--- Dataset entries ---

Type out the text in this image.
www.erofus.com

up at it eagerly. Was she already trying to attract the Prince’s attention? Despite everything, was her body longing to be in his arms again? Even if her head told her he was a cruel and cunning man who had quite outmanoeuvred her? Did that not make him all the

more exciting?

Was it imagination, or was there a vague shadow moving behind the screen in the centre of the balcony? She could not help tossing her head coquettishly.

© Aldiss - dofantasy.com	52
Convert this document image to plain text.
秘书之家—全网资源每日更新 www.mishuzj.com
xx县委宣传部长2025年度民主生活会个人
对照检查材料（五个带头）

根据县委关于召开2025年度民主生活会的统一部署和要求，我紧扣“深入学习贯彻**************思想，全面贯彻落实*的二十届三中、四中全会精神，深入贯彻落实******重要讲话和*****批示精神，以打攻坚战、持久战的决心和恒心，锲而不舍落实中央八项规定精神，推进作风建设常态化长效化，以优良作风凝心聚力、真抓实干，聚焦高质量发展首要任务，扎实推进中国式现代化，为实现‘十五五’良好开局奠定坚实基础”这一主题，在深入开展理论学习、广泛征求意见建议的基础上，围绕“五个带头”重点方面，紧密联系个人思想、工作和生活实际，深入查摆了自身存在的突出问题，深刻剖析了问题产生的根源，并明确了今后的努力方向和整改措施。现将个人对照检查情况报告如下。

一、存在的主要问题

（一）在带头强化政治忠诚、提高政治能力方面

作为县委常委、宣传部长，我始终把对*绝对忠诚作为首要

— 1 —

---
--- Dataset entries ---

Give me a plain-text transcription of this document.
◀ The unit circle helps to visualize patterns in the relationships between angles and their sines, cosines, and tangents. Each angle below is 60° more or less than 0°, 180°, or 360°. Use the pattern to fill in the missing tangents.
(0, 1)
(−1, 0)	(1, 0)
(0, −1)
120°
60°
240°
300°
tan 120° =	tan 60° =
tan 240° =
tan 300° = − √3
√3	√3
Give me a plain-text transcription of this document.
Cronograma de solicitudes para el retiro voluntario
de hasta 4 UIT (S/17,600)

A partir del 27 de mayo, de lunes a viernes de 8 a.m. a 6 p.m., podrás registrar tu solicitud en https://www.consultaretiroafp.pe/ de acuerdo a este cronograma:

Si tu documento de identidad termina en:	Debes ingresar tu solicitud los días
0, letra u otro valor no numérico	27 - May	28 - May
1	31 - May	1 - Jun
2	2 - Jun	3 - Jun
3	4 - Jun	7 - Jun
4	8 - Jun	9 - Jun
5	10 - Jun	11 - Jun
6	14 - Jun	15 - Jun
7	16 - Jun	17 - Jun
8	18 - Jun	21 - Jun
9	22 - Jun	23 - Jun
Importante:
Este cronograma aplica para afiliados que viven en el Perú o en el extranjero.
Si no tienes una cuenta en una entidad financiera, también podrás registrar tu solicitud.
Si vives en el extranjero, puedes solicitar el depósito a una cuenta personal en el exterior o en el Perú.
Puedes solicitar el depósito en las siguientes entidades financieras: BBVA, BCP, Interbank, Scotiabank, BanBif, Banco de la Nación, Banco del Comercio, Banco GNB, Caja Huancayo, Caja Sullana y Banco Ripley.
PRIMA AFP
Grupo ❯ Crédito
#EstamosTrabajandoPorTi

---

▸ Task requirements
Search the data above for the word "registrar", then gather each line in which it appears.

▸ Solution to this problem
A partir del 27 de mayo, de lunes a viernes de 8 a.m. a 6 p.m., podrás registrar tu solicitud en https://www.consultaretiroafp.pe/ de acuerdo a este cronograma:
Si no tienes una cuenta en una entidad financiera, también podrás registrar tu solicitud.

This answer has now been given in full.